-- DIRECTIONS FOR THIS TASK --
Pick out and copy every line in the data below that contains the string "connector".

Start INFORMATION PROVIDED

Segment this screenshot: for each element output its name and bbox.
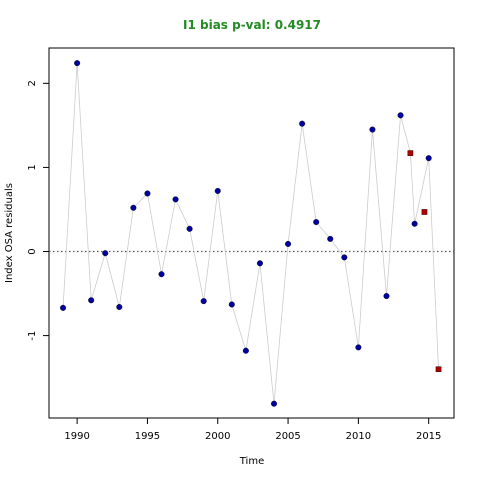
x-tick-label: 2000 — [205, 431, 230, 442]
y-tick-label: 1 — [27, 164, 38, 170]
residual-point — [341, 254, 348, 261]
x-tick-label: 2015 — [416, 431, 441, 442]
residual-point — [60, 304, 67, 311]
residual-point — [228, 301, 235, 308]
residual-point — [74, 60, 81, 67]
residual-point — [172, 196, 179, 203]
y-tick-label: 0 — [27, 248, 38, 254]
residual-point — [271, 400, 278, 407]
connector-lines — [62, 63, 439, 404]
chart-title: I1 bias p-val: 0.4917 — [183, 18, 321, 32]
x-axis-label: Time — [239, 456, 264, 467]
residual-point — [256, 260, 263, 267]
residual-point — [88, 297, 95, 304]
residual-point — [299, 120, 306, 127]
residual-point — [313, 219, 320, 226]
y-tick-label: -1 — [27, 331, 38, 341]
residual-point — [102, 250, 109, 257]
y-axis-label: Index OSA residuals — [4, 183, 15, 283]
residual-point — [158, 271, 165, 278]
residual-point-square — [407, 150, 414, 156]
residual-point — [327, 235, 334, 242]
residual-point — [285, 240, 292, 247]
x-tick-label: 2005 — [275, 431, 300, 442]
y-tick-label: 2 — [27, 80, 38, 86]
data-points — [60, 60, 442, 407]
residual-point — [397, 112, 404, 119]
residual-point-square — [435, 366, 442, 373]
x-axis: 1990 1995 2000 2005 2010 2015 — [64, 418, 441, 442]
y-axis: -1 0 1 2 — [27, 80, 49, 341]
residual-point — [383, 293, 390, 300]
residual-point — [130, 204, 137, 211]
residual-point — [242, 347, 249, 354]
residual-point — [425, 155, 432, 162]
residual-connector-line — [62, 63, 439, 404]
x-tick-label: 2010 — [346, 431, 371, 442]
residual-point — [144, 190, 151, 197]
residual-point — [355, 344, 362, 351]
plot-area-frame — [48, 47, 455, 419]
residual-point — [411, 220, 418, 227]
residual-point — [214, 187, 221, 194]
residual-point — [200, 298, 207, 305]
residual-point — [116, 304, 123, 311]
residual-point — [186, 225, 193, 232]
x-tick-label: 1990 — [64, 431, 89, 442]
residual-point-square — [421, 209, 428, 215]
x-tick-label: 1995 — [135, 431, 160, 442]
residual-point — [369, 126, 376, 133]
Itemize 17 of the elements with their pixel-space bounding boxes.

End INFORMATION PROVIDED

-- SOLVED EXERCISE --
connector-lines — [62, 63, 439, 404]
residual-connector-line — [62, 63, 439, 404]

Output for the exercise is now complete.